[Dataset items]
━━━━━━━━━━
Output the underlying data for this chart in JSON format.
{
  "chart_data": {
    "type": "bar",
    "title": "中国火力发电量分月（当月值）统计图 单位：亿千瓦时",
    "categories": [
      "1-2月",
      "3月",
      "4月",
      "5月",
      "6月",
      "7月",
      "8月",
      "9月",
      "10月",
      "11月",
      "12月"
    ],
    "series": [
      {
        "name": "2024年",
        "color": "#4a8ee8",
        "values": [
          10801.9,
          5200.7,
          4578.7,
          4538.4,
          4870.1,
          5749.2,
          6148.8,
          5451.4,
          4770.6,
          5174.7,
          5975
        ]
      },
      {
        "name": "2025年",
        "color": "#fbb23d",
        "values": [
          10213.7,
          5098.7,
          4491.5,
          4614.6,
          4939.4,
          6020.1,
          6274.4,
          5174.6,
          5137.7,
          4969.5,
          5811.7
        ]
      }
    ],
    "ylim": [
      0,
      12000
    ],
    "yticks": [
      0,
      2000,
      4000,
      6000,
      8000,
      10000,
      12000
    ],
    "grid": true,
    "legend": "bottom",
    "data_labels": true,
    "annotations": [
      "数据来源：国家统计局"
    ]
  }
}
━━━━━━━━━━
Make an exact copy of every line in the data.

Output the underlying data for this chart in JSON format.
{
  "chart_data": {
    "type": "bar",
    "title": "中国火力发电量分月（当月值）统计图 单位：亿千瓦时",
    "categories": [
      "1-2月",
      "3月",
      "4月",
      "5月",
      "6月",
      "7月",
      "8月",
      "9月",
      "10月",
      "11月",
      "12月"
    ],
    "series": [
      {
        "name": "2024年",
        "color": "#4a8ee8",
        "values": [
          10801.9,
          5200.7,
          4578.7,
          4538.4,
          4870.1,
          5749.2,
          6148.8,
          5451.4,
          4770.6,
          5174.7,
          5975
        ]
      },
      {
        "name": "2025年",
        "color": "#fbb23d",
        "values": [
          10213.7,
          5098.7,
          4491.5,
          4614.6,
          4939.4,
          6020.1,
          6274.4,
          5174.6,
          5137.7,
          4969.5,
          5811.7
        ]
      }
    ],
    "ylim": [
      0,
      12000
    ],
    "yticks": [
      0,
      2000,
      4000,
      6000,
      8000,
      10000,
      12000
    ],
    "grid": true,
    "legend": "bottom",
    "data_labels": true,
    "annotations": [
      "数据来源：国家统计局"
    ]
  }
}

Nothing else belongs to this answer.